• [Your task] Reproduce the lines of the material exactly, excluding every image.

• [Exercise material]
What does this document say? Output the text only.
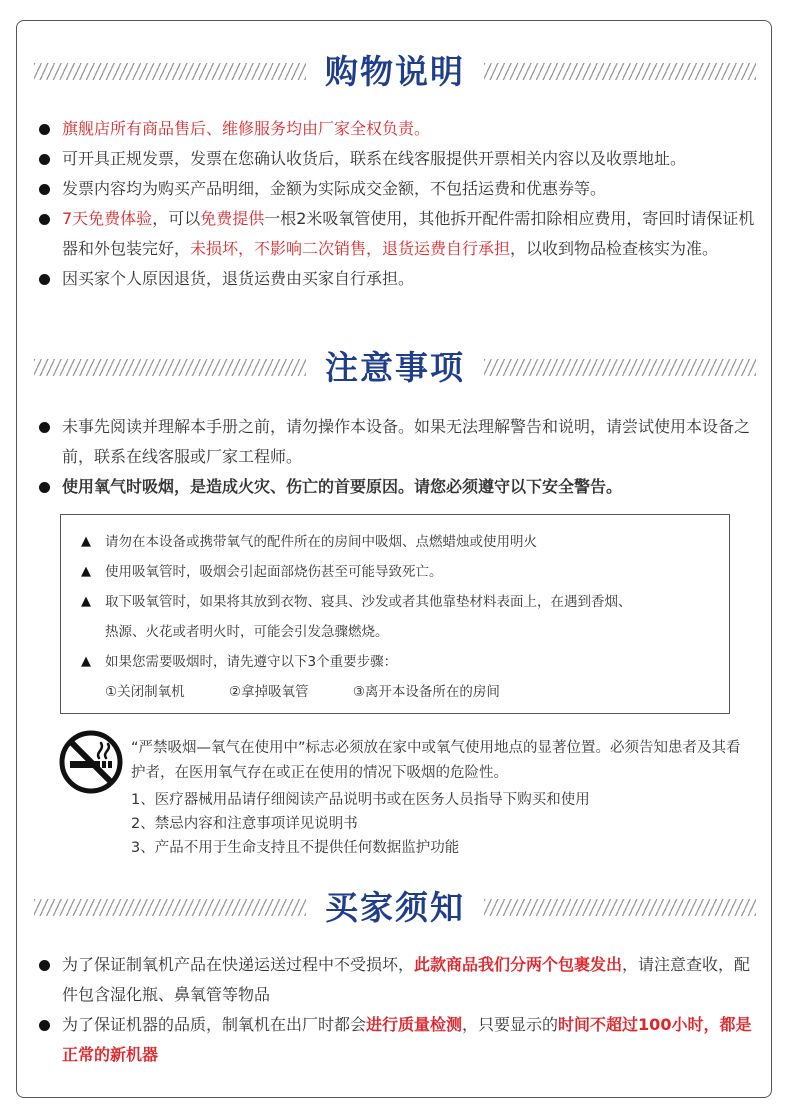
购物说明
旗舰店所有商品售后、维修服务均由厂家全权负责。
可开具正规发票，发票在您确认收货后，联系在线客服提供开票相关内容以及收票地址。
发票内容均为购买产品明细，金额为实际成交金额，不包括运费和优惠券等。
7天免费体验，可以免费提供一根2米吸氧管使用，其他拆开配件需扣除相应费用，寄回时请保证机器和外包装完好，未损坏，不影响二次销售，退货运费自行承担，以收到物品检查核实为准。
因买家个人原因退货，退货运费由买家自行承担。
注意事项
未事先阅读并理解本手册之前，请勿操作本设备。如果无法理解警告和说明，请尝试使用本设备之前，联系在线客服或厂家工程师。
使用氧气时吸烟，是造成火灾、伤亡的首要原因。请您必须遵守以下安全警告。
▲	请勿在本设备或携带氧气的配件所在的房间中吸烟、点燃蜡烛或使用明火
▲	使用吸氧管时，吸烟会引起面部烧伤甚至可能导致死亡。
▲	取下吸氧管时，如果将其放到衣物、寝具、沙发或者其他靠垫材料表面上，在遇到香烟、
热源、火花或者明火时，可能会引发急骤燃烧。
▲	如果您需要吸烟时，请先遵守以下3个重要步骤：
①关闭制氧机	②拿掉吸氧管	③离开本设备所在的房间
“严禁吸烟—氧气在使用中”标志必须放在家中或氧气使用地点的显著位置。必须告知患者及其看护者，在医用氧气存在或正在使用的情况下吸烟的危险性。
1、医疗器械用品请仔细阅读产品说明书或在医务人员指导下购买和使用
2、禁忌内容和注意事项详见说明书
3、产品不用于生命支持且不提供任何数据监护功能
买家须知
为了保证制氧机产品在快递运送过程中不受损坏，此款商品我们分两个包裹发出，请注意查收，配件包含湿化瓶、鼻氧管等物品
为了保证机器的品质，制氧机在出厂时都会进行质量检测，只要显示的时间不超过100小时，都是正常的新机器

• [Answer to this task]
What does this document say? Output the text only.
购物说明
旗舰店所有商品售后、维修服务均由厂家全权负责。
可开具正规发票，发票在您确认收货后，联系在线客服提供开票相关内容以及收票地址。
发票内容均为购买产品明细，金额为实际成交金额，不包括运费和优惠券等。
7天免费体验，可以免费提供一根2米吸氧管使用，其他拆开配件需扣除相应费用，寄回时请保证机器和外包装完好，未损坏，不影响二次销售，退货运费自行承担，以收到物品检查核实为准。
因买家个人原因退货，退货运费由买家自行承担。
注意事项
未事先阅读并理解本手册之前，请勿操作本设备。如果无法理解警告和说明，请尝试使用本设备之前，联系在线客服或厂家工程师。
使用氧气时吸烟，是造成火灾、伤亡的首要原因。请您必须遵守以下安全警告。
▲	请勿在本设备或携带氧气的配件所在的房间中吸烟、点燃蜡烛或使用明火
▲	使用吸氧管时，吸烟会引起面部烧伤甚至可能导致死亡。
▲	取下吸氧管时，如果将其放到衣物、寝具、沙发或者其他靠垫材料表面上，在遇到香烟、
热源、火花或者明火时，可能会引发急骤燃烧。
▲	如果您需要吸烟时，请先遵守以下3个重要步骤：
①关闭制氧机	②拿掉吸氧管	③离开本设备所在的房间
“严禁吸烟—氧气在使用中”标志必须放在家中或氧气使用地点的显著位置。必须告知患者及其看护者，在医用氧气存在或正在使用的情况下吸烟的危险性。
1、医疗器械用品请仔细阅读产品说明书或在医务人员指导下购买和使用
2、禁忌内容和注意事项详见说明书
3、产品不用于生命支持且不提供任何数据监护功能
买家须知
为了保证制氧机产品在快递运送过程中不受损坏，此款商品我们分两个包裹发出，请注意查收，配件包含湿化瓶、鼻氧管等物品
为了保证机器的品质，制氧机在出厂时都会进行质量检测，只要显示的时间不超过100小时，都是正常的新机器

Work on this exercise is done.